### Work to be completed:
Write out each entry, exactly the way it appears.

### Dataset rows:

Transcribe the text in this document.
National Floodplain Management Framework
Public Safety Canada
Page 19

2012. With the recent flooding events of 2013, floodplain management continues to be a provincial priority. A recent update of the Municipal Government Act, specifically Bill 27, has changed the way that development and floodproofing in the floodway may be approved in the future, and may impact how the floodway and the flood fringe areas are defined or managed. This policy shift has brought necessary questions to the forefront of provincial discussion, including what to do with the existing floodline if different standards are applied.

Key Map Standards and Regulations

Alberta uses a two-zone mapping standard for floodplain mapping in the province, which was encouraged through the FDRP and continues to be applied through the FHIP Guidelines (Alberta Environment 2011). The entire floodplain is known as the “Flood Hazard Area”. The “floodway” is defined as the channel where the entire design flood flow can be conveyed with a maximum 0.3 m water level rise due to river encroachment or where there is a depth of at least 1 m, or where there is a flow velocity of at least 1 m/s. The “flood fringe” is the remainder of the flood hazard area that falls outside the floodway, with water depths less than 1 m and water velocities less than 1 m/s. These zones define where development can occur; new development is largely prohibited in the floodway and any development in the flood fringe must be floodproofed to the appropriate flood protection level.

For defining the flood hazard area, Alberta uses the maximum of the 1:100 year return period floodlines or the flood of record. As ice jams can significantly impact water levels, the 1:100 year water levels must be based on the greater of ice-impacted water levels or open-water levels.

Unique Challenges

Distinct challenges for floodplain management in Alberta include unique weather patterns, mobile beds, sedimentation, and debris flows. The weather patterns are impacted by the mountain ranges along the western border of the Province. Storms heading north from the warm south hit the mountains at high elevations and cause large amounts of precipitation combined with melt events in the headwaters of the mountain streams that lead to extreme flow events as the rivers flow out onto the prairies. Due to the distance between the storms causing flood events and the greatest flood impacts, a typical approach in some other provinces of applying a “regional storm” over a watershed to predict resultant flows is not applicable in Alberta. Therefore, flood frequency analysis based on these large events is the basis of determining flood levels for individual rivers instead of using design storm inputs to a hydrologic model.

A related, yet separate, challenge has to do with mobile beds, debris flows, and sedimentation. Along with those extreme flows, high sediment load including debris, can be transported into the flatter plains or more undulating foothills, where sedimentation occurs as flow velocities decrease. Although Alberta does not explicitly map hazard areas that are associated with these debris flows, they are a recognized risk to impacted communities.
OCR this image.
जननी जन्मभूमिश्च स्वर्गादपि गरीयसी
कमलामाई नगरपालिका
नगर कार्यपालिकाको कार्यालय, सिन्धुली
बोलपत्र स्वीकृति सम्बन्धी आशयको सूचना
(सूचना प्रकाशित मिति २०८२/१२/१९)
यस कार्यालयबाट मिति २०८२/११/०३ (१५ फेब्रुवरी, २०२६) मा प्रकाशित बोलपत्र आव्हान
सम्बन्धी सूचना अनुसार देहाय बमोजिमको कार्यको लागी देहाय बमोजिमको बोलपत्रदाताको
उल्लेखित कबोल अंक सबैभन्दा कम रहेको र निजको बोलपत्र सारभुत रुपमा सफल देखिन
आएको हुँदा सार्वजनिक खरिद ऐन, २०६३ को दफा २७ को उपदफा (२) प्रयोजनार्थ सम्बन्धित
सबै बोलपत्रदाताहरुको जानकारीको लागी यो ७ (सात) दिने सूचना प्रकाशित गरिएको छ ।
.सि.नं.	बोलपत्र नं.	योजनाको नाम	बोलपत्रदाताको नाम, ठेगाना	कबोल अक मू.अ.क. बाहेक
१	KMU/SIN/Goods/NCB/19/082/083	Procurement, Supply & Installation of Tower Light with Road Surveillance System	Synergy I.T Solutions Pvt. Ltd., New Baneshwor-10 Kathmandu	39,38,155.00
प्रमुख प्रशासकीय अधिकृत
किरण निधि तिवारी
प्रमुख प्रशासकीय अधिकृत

### Final result:
Transcribe the text in this document.
National Floodplain Management Framework
Public Safety Canada
Page 19

2012. With the recent flooding events of 2013, floodplain management continues to be a provincial priority. A recent update of the Municipal Government Act, specifically Bill 27, has changed the way that development and floodproofing in the floodway may be approved in the future, and may impact how the floodway and the flood fringe areas are defined or managed. This policy shift has brought necessary questions to the forefront of provincial discussion, including what to do with the existing floodline if different standards are applied.

Key Map Standards and Regulations

Alberta uses a two-zone mapping standard for floodplain mapping in the province, which was encouraged through the FDRP and continues to be applied through the FHIP Guidelines (Alberta Environment 2011). The entire floodplain is known as the “Flood Hazard Area”. The “floodway” is defined as the channel where the entire design flood flow can be conveyed with a maximum 0.3 m water level rise due to river encroachment or where there is a depth of at least 1 m, or where there is a flow velocity of at least 1 m/s. The “flood fringe” is the remainder of the flood hazard area that falls outside the floodway, with water depths less than 1 m and water velocities less than 1 m/s. These zones define where development can occur; new development is largely prohibited in the floodway and any development in the flood fringe must be floodproofed to the appropriate flood protection level.

For defining the flood hazard area, Alberta uses the maximum of the 1:100 year return period floodlines or the flood of record. As ice jams can significantly impact water levels, the 1:100 year water levels must be based on the greater of ice-impacted water levels or open-water levels.

Unique Challenges

Distinct challenges for floodplain management in Alberta include unique weather patterns, mobile beds, sedimentation, and debris flows. The weather patterns are impacted by the mountain ranges along the western border of the Province. Storms heading north from the warm south hit the mountains at high elevations and cause large amounts of precipitation combined with melt events in the headwaters of the mountain streams that lead to extreme flow events as the rivers flow out onto the prairies. Due to the distance between the storms causing flood events and the greatest flood impacts, a typical approach in some other provinces of applying a “regional storm” over a watershed to predict resultant flows is not applicable in Alberta. Therefore, flood frequency analysis based on these large events is the basis of determining flood levels for individual rivers instead of using design storm inputs to a hydrologic model.

A related, yet separate, challenge has to do with mobile beds, debris flows, and sedimentation. Along with those extreme flows, high sediment load including debris, can be transported into the flatter plains or more undulating foothills, where sedimentation occurs as flow velocities decrease. Although Alberta does not explicitly map hazard areas that are associated with these debris flows, they are a recognized risk to impacted communities.
OCR this image.
जननी जन्मभूमिश्च स्वर्गादपि गरीयसी
कमलामाई नगरपालिका
नगर कार्यपालिकाको कार्यालय, सिन्धुली
बोलपत्र स्वीकृति सम्बन्धी आशयको सूचना
(सूचना प्रकाशित मिति २०८२/१२/१९)
यस कार्यालयबाट मिति २०८२/११/०३ (१५ फेब्रुवरी, २०२६) मा प्रकाशित बोलपत्र आव्हान
सम्बन्धी सूचना अनुसार देहाय बमोजिमको कार्यको लागी देहाय बमोजिमको बोलपत्रदाताको
उल्लेखित कबोल अंक सबैभन्दा कम रहेको र निजको बोलपत्र सारभुत रुपमा सफल देखिन
आएको हुँदा सार्वजनिक खरिद ऐन, २०६३ को दफा २७ को उपदफा (२) प्रयोजनार्थ सम्बन्धित
सबै बोलपत्रदाताहरुको जानकारीको लागी यो ७ (सात) दिने सूचना प्रकाशित गरिएको छ ।
.सि.नं.	बोलपत्र नं.	योजनाको नाम	बोलपत्रदाताको नाम, ठेगाना	कबोल अक मू.अ.क. बाहेक
१	KMU/SIN/Goods/NCB/19/082/083	Procurement, Supply & Installation of Tower Light with Road Surveillance System	Synergy I.T Solutions Pvt. Ltd., New Baneshwor-10 Kathmandu	39,38,155.00
प्रमुख प्रशासकीय अधिकृत
किरण निधि तिवारी
प्रमुख प्रशासकीय अधिकृत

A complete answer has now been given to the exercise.